- **Problem description**: Scan the entries and tally the lines that include the string "support". Reply with the figure alone.

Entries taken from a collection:
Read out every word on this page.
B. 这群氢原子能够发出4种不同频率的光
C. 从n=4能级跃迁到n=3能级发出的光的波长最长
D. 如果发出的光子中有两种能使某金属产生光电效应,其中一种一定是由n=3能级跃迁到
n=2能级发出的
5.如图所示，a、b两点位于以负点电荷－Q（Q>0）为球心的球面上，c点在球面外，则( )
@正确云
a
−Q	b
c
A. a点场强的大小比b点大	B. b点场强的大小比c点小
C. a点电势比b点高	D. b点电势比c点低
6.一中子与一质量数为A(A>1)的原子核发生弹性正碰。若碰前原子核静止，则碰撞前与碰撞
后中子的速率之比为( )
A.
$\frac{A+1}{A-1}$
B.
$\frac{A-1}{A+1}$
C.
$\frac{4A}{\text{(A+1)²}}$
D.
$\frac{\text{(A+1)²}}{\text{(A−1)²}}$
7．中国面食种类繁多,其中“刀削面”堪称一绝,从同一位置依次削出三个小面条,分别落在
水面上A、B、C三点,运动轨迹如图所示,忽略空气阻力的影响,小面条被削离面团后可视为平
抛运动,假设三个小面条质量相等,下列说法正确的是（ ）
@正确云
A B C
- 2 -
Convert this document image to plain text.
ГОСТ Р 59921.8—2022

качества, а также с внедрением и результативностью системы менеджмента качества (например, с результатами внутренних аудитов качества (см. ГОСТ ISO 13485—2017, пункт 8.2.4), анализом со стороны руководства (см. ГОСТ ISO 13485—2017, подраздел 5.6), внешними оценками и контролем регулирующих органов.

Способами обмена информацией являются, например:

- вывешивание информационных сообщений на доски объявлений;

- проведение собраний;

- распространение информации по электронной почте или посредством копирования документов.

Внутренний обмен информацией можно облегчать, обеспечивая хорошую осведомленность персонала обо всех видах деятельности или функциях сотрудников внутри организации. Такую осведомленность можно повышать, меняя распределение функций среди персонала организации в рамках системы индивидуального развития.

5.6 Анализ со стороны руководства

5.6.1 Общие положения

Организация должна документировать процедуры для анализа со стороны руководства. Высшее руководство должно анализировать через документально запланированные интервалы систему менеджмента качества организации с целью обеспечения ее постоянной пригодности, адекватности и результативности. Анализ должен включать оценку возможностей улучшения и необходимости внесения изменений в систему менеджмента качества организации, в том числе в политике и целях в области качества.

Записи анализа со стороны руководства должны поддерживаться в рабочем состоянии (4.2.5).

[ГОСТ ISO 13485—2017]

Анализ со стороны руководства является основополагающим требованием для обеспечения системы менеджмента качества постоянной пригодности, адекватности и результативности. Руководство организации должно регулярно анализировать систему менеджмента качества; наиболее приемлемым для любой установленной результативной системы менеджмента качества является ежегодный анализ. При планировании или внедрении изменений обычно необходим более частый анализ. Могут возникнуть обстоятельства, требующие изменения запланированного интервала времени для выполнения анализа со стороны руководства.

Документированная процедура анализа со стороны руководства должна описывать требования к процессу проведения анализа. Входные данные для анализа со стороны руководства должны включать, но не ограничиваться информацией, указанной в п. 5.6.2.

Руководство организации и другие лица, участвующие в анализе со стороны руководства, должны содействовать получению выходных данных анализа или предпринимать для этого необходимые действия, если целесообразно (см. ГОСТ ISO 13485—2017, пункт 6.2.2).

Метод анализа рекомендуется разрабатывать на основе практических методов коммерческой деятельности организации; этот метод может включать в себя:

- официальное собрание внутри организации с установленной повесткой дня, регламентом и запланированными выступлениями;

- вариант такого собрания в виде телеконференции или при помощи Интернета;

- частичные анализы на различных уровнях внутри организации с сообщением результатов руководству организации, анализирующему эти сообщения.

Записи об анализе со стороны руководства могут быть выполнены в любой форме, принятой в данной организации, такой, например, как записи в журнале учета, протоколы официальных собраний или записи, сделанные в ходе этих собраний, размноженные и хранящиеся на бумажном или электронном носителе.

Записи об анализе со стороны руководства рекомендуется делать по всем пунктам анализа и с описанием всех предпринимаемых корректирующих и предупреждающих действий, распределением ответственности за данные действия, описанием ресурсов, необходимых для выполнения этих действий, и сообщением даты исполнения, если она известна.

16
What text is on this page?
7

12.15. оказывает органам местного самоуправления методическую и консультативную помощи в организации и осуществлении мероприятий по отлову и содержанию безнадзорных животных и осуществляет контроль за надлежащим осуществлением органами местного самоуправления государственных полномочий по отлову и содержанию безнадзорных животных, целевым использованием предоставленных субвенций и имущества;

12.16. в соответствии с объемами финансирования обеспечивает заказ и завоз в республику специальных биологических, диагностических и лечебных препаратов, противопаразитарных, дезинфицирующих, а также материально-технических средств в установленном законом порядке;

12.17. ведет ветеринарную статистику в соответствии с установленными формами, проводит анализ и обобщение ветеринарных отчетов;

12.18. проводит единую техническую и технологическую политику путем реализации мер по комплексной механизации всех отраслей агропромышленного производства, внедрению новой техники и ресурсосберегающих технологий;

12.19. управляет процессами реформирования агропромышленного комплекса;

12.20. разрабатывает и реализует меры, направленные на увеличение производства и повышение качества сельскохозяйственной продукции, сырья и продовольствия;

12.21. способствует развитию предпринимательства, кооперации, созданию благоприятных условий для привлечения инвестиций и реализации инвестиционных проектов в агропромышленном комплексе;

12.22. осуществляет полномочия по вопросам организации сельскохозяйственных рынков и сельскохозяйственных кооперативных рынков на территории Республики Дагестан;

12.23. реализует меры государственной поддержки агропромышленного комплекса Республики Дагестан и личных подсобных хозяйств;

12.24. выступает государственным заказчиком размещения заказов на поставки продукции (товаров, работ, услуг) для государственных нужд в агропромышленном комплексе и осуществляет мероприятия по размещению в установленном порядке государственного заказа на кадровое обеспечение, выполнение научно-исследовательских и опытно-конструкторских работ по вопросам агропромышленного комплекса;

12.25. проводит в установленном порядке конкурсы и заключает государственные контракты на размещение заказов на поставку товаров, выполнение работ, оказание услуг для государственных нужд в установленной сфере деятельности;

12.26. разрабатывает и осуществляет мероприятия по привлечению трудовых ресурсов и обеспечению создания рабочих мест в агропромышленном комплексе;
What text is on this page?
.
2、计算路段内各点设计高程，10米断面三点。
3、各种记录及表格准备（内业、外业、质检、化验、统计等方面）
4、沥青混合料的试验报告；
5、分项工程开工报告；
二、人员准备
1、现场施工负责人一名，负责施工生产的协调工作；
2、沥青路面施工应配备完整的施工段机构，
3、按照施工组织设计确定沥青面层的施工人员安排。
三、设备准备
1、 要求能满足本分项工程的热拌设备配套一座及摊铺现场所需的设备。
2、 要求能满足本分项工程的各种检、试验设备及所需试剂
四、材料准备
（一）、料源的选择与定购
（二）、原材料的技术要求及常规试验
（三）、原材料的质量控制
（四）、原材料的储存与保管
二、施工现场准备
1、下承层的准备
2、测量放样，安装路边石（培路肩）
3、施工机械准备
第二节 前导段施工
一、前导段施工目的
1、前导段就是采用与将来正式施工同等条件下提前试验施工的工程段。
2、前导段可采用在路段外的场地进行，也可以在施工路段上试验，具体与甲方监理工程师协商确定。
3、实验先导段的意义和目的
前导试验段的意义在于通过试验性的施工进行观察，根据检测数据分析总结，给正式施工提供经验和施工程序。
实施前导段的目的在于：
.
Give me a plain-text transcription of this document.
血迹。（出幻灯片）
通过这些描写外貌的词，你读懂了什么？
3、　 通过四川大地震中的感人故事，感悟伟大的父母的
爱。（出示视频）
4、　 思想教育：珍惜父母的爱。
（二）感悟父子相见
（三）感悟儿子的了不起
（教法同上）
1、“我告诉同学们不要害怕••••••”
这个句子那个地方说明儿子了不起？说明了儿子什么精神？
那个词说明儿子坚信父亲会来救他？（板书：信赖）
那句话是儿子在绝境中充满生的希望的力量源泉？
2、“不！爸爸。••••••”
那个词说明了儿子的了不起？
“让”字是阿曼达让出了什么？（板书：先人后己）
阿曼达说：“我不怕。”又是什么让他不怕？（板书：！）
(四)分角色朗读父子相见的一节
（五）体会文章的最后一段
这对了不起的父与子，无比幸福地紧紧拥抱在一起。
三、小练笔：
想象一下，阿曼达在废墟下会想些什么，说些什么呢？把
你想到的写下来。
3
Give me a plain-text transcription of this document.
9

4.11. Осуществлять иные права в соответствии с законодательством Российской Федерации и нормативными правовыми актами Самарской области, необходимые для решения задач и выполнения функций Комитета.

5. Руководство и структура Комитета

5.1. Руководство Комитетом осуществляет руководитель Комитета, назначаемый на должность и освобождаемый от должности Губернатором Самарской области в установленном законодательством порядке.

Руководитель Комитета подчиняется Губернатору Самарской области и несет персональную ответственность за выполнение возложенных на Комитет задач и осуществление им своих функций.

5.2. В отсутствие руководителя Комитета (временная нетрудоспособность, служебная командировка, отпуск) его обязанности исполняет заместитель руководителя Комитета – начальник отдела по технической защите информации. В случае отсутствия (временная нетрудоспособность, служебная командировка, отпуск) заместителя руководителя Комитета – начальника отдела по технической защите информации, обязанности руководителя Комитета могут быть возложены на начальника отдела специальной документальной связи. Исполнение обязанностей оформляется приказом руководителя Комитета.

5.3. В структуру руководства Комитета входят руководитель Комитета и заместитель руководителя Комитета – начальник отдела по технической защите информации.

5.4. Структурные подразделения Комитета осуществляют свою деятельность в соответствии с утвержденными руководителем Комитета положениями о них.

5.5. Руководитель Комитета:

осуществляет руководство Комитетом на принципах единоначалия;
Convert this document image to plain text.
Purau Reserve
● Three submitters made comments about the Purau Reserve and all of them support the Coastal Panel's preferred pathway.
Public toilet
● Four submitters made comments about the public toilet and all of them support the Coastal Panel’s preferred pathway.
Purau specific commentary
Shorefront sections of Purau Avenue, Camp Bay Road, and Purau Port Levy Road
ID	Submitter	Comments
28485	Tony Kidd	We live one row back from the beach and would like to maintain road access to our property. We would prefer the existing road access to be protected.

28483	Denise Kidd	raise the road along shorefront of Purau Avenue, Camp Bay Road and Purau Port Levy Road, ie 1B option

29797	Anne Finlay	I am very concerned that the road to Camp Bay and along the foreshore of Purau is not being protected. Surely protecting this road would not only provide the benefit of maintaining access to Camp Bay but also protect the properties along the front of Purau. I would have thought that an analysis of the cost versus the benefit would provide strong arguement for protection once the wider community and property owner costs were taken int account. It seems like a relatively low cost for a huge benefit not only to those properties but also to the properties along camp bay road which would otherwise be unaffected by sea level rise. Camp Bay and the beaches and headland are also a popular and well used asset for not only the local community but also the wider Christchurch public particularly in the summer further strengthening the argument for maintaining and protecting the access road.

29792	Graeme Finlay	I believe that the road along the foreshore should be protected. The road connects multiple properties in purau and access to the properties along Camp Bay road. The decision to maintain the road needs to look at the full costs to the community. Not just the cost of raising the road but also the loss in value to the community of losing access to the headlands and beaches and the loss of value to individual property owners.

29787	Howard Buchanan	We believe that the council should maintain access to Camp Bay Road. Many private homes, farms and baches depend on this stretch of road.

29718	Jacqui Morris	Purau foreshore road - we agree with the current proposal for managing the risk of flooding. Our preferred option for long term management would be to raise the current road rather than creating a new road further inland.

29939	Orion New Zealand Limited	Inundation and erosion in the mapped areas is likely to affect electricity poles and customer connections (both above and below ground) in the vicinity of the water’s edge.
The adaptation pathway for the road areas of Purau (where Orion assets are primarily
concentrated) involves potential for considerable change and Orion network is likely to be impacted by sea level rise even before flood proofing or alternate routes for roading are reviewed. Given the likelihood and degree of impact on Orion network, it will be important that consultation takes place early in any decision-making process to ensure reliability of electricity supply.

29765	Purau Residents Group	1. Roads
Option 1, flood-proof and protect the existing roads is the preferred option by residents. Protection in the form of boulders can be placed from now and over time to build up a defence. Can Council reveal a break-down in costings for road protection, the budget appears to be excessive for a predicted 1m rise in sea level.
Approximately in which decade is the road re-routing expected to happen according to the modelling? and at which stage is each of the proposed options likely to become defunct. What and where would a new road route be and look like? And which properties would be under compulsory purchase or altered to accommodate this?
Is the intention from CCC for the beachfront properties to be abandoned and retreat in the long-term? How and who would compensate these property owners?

- **Correct answer**: 2